Reading text:
Being still has been the ongoing theme of the last year, I have found myself in bed more this year than I have in my entire life. Every time I start to get annoyed with yet some new complication that is taking time from my already over scheduled life, I remind myself that there is a lesson to be learned somewhere in this time of required rest. That whatever lesson I am meant to learn can only be learned in stillness. It is during these times, that I am reminded of the quote by Pierre Teilhard de Chardin,
“We are not human beings having a spiritual experience. We are spiritual beings having a human experience.”
I have quite the eclectic spiritual history, my early childhood was spent going to the Church of Christ, while legalistic in their views what I remember most about this time is love, and the Biblical education I received has been a firm foundation though out my life in which I have been able to build upon. As a young teenager, we started attending a charismatic spirit-filled church. This church was suppose to be more open but my memories are not filled with that so much as dogma, and a form of fundamentalism that has done more damage to my spirit than it helped. It also taught me how damaging close mindedness can be not only to your spirit but to those around you. I think this drastic change in churches has been somewhat to blame for my constant search. Throughout my adult life I have been a seeker of Spirit, I have looked for it in about a million different churches and books. Where I have found it is almost always in another soul.
The last 5 years have been filled with searching for truth and the most spiritual growth. I have had to tear down every belief I held and examine it. I have become friends with atheists, liberals, Wiccans, Jews, Mormons, Agnostics, Seventh Day Adventists, Spiritualists, Buddhists, Catholics, Pagans, Native American Spiritualists, Christians who viewed the Bible from a more abstract view and from all of these people I have learned something. I find that no matter how different our beliefs are, we agree more than I would have thought. With each interaction I have walked away with a deeper understanding of who they were, who I am, who God is, and of humanity as a whole.

Material:
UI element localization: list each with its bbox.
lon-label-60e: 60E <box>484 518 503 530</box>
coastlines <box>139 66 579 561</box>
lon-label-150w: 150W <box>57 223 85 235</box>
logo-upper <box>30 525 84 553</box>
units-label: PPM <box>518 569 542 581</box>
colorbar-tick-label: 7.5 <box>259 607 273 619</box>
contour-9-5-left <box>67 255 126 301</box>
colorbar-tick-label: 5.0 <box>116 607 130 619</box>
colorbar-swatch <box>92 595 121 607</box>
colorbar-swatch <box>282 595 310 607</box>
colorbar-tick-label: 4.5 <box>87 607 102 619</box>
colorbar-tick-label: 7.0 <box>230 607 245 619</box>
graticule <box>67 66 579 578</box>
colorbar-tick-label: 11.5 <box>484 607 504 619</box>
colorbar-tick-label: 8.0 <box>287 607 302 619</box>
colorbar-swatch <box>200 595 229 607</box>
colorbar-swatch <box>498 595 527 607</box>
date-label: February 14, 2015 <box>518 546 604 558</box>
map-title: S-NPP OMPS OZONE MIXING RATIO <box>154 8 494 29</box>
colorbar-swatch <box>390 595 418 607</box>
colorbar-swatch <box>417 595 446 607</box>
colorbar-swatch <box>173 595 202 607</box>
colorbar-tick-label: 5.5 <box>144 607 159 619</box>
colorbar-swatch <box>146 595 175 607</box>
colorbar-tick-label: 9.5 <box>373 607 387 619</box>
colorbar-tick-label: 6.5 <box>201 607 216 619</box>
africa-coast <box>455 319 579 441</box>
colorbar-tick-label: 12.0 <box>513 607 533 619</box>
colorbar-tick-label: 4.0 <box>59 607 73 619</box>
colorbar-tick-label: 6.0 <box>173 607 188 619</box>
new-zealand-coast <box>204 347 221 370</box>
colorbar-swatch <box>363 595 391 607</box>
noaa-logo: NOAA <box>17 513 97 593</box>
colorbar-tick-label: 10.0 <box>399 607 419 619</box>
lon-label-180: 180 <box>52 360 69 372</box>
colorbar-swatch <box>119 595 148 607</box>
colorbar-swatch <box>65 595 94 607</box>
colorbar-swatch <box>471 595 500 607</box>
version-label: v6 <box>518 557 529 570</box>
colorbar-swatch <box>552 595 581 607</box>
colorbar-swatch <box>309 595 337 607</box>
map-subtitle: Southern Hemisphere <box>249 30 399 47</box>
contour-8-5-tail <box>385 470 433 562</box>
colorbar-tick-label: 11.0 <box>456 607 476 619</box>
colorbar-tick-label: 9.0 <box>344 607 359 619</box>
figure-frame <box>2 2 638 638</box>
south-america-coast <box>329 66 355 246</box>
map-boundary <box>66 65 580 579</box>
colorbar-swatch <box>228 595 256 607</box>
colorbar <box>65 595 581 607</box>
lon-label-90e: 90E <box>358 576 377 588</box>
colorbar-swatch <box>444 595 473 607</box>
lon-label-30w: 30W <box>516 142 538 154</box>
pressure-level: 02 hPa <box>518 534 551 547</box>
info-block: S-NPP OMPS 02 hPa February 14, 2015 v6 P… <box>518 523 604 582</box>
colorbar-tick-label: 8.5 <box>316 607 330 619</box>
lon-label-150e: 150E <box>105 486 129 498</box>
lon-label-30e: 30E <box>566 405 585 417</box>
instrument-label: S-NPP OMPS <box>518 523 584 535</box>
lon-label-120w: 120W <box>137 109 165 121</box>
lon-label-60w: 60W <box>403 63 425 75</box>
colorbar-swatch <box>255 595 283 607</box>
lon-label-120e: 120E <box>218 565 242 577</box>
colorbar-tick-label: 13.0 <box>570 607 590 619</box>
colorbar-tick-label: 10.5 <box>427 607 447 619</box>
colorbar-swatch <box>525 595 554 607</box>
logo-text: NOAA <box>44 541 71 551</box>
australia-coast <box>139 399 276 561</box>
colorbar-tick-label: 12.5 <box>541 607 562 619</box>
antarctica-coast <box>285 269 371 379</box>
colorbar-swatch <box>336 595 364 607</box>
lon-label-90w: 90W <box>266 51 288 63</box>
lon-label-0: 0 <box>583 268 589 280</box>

Written tasks:
(A) In the essay on spiritual searching, list each thing the writer says every interaction led to a deeper understanding of.
(B) Swap "atheists" for "skeptics" in the stretch of the essay on spiritual searching from "The last 5 years" through "as a whole.".
(C) According to the essay on spiritual searching, what does the writer remember most about attending the Church of Christ?
The listing has no connection to the essay on spiritual searching.

Full solutions:
(A)
who they were
who I am
who God is
humanity as a whole

(B)
The last 5 years have been filled with searching for truth and the most spiritual growth. I have had to tear down every belief I held and examine it. I have become friends with skeptics, liberals, Wiccans, Jews, Mormons, Agnostics, Seventh Day Adventists, Spiritualists, Buddhists, Catholics, Pagans, Native American Spiritualists, Christians who viewed the Bible from a more abstract view and from all of these people I have learned something. I find that no matter how different our beliefs are, we agree more than I would have thought. With each interaction I have walked away with a deeper understanding of who they were, who I am, who God is, and of humanity as a whole.

(C) Love.